## STATED GOAL
Locate the string "facilitator" in the listing below. Copy every line where it is found.

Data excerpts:

+++

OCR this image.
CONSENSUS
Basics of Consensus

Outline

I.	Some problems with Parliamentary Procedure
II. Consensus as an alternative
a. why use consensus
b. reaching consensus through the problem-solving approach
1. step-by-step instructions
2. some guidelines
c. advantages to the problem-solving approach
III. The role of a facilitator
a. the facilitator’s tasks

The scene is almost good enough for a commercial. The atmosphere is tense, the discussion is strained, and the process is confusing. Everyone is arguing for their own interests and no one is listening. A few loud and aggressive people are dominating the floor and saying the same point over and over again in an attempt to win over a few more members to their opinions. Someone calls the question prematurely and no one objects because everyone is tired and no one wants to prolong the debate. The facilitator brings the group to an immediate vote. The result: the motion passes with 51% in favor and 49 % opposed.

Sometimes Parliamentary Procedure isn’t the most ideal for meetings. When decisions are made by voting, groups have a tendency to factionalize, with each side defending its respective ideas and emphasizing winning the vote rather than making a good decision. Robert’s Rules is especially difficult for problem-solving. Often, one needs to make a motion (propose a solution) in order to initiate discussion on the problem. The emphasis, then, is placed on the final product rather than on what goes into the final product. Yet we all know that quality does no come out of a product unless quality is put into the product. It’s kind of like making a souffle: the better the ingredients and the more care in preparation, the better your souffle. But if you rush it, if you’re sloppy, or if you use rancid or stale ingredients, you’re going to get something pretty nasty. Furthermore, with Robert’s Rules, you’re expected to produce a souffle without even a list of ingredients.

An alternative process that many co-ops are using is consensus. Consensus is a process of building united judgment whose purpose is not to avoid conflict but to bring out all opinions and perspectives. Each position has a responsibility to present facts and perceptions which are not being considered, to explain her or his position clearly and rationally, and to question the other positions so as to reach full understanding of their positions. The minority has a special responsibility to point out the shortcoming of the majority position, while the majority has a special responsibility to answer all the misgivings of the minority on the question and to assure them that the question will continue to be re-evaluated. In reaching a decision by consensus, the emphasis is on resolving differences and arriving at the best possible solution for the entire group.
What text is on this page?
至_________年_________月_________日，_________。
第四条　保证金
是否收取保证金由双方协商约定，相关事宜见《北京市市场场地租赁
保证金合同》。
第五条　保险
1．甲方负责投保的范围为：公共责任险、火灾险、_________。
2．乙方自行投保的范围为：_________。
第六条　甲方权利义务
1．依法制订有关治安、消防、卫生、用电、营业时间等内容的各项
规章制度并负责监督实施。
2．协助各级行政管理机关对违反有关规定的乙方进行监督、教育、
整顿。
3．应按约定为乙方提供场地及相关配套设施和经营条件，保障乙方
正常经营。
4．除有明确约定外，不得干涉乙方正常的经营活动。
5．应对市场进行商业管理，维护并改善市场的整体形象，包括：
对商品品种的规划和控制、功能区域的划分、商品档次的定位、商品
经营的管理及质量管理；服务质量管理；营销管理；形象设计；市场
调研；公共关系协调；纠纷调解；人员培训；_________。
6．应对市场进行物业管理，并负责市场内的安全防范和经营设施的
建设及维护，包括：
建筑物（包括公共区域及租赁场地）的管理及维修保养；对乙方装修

+++

## EXERCISE OUTPUT
III. The role of a facilitator
a. the facilitator’s tasks
The scene is almost good enough for a commercial. The atmosphere is tense, the discussion is strained, and the process is confusing. Everyone is arguing for their own interests and no one is listening. A few loud and aggressive people are dominating the floor and saying the same point over and over again in an attempt to win over a few more members to their opinions. Someone calls the question prematurely and no one objects because everyone is tired and no one wants to prolong the debate. The facilitator brings the group to an immediate vote. The result: the motion passes with 51% in favor and 49 % opposed.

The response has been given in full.